#### Short problem:
Identify the lines that contain the string "torque" and copy all of them.

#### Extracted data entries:
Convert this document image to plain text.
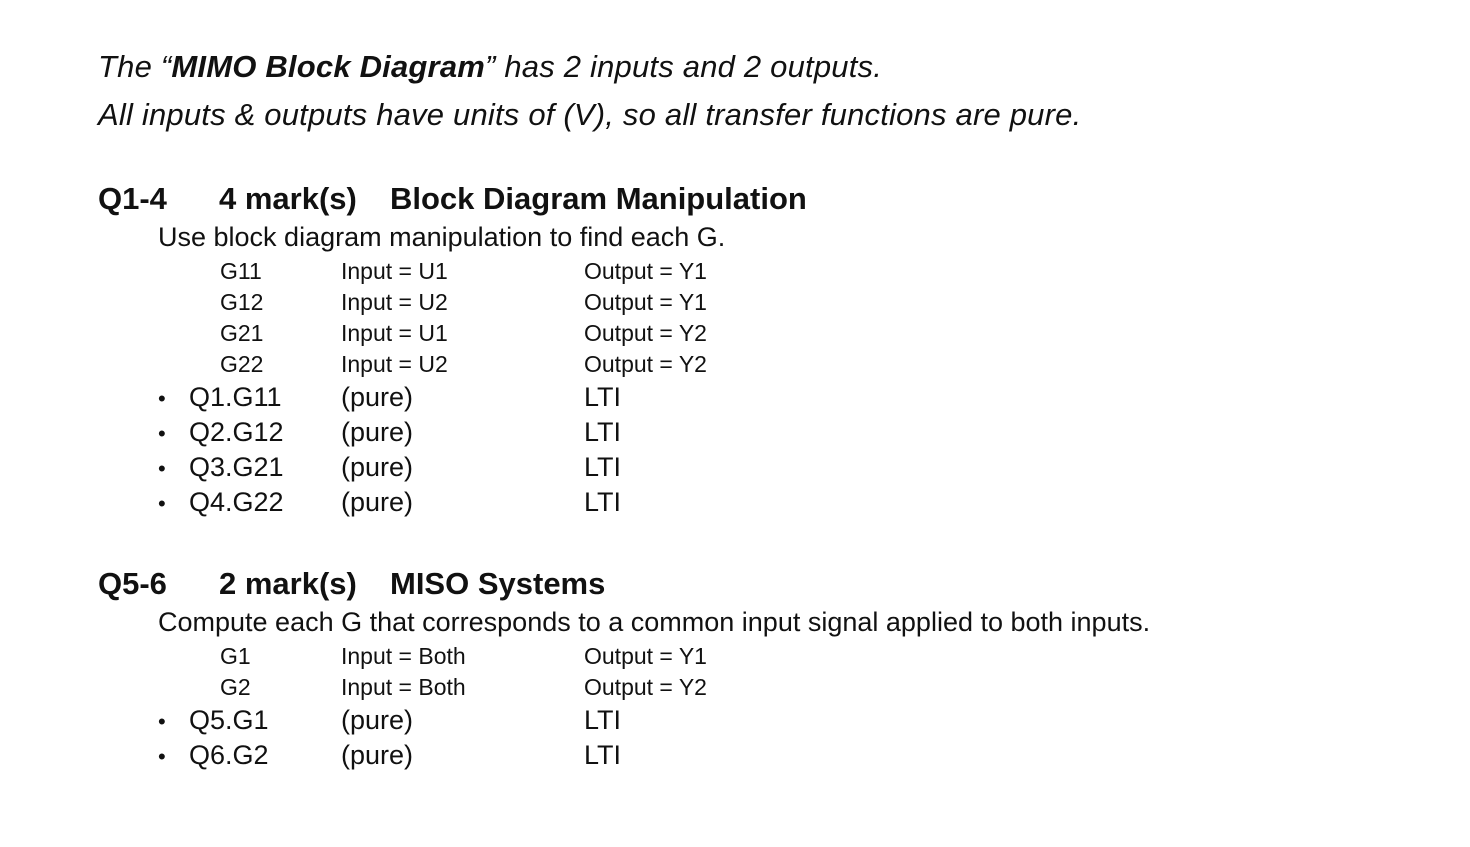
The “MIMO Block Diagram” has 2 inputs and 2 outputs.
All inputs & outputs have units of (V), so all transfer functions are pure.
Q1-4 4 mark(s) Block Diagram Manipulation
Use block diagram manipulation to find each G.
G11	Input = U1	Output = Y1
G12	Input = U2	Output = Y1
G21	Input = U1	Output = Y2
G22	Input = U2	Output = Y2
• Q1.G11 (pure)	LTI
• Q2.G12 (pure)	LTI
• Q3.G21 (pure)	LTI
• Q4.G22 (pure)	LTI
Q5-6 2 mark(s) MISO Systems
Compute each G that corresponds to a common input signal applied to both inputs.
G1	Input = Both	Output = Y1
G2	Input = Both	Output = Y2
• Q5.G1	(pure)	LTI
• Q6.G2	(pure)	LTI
...
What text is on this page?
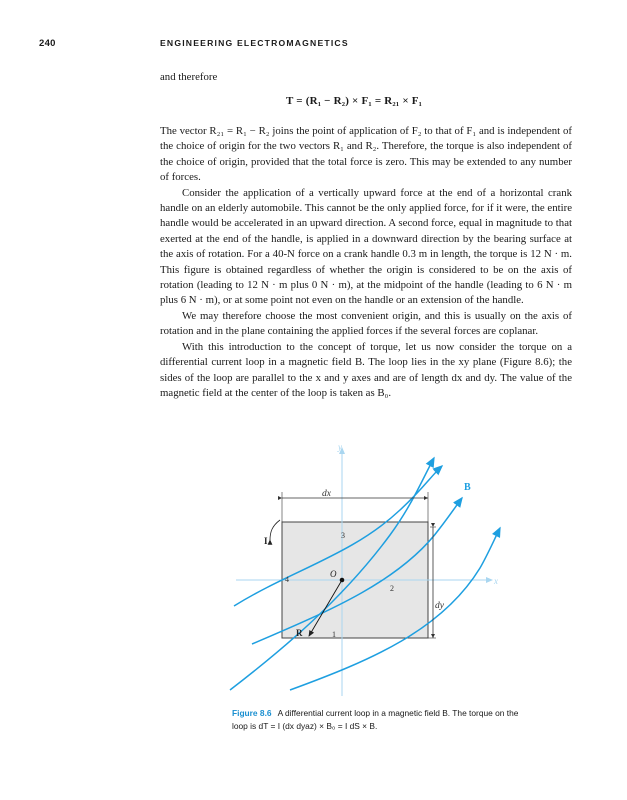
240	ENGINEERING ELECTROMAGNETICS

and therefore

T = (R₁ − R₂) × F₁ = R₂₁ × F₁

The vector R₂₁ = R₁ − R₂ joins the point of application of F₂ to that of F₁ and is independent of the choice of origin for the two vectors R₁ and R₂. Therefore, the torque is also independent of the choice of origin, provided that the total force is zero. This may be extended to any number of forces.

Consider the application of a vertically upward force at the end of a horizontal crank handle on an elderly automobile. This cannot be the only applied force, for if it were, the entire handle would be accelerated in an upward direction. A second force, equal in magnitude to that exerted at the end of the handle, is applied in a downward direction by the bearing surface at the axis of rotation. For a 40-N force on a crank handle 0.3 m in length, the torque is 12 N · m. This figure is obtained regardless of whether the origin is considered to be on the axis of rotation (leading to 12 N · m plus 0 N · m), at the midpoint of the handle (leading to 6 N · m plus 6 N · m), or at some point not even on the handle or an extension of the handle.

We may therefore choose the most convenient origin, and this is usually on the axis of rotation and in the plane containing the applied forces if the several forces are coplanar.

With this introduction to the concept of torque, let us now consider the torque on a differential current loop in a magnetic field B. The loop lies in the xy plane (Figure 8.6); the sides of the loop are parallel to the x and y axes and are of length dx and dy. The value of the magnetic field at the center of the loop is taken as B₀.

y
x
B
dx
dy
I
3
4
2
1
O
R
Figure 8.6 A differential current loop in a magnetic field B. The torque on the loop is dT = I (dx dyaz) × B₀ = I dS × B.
---
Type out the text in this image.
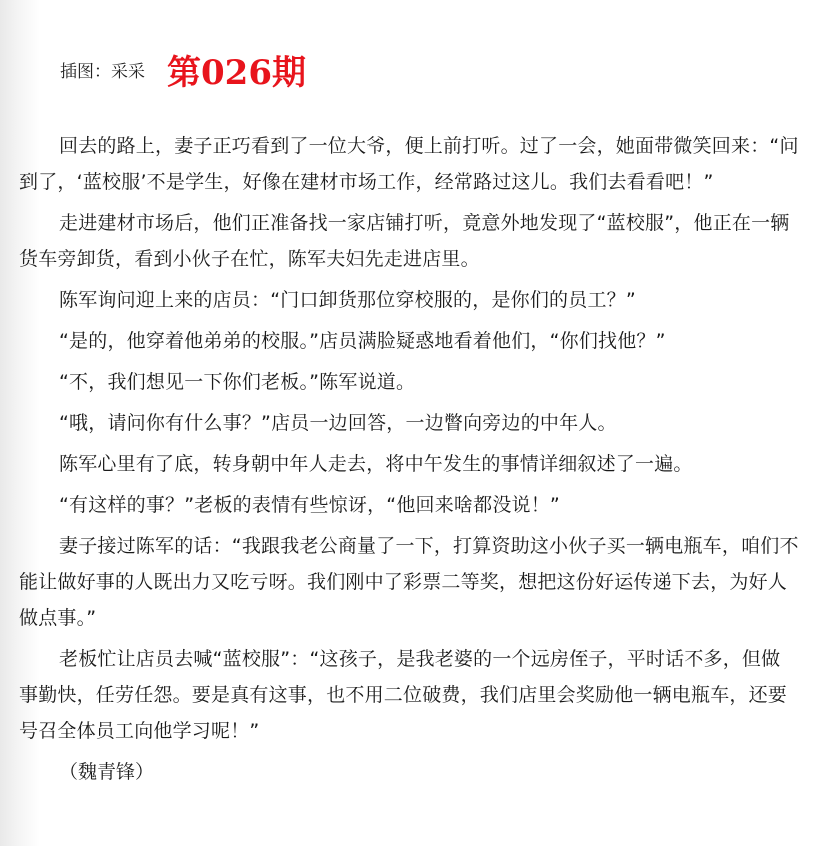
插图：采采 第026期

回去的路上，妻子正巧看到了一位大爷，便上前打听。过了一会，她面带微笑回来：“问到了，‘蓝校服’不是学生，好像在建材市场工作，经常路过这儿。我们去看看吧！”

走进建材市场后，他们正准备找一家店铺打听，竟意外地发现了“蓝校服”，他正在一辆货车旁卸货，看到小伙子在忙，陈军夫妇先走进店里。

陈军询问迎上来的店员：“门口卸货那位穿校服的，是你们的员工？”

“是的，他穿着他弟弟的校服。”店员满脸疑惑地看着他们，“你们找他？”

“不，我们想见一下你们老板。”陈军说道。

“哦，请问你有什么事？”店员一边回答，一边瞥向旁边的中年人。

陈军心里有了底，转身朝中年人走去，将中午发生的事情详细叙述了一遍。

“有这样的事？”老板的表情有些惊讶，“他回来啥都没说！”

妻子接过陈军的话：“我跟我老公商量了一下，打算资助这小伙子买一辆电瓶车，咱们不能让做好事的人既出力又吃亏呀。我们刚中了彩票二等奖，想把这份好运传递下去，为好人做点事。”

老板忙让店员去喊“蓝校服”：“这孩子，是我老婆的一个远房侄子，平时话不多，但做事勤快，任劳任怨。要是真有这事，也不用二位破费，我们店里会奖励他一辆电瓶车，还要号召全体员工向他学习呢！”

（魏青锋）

#### Final result:
The vector R₂₁ = R₁ − R₂ joins the point of application of F₂ to that of F₁ and is independent of the choice of origin for the two vectors R₁ and R₂. Therefore, the torque is also independent of the choice of origin, provided that the total force is zero. This may be extended to any number of forces.
Consider the application of a vertically upward force at the end of a horizontal crank handle on an elderly automobile. This cannot be the only applied force, for if it were, the entire handle would be accelerated in an upward direction. A second force, equal in magnitude to that exerted at the end of the handle, is applied in a downward direction by the bearing surface at the axis of rotation. For a 40-N force on a crank handle 0.3 m in length, the torque is 12 N · m. This figure is obtained regardless of whether the origin is considered to be on the axis of rotation (leading to 12 N · m plus 0 N · m), at the midpoint of the handle (leading to 6 N · m plus 6 N · m), or at some point not even on the handle or an extension of the handle.
With this introduction to the concept of torque, let us now consider the torque on a differential current loop in a magnetic field B. The loop lies in the xy plane (Figure 8.6); the sides of the loop are parallel to the x and y axes and are of length dx and dy. The value of the magnetic field at the center of the loop is taken as B₀.
Figure 8.6 A differential current loop in a magnetic field B. The torque on the loop is dT = I (dx dyaz) × B₀ = I dS × B.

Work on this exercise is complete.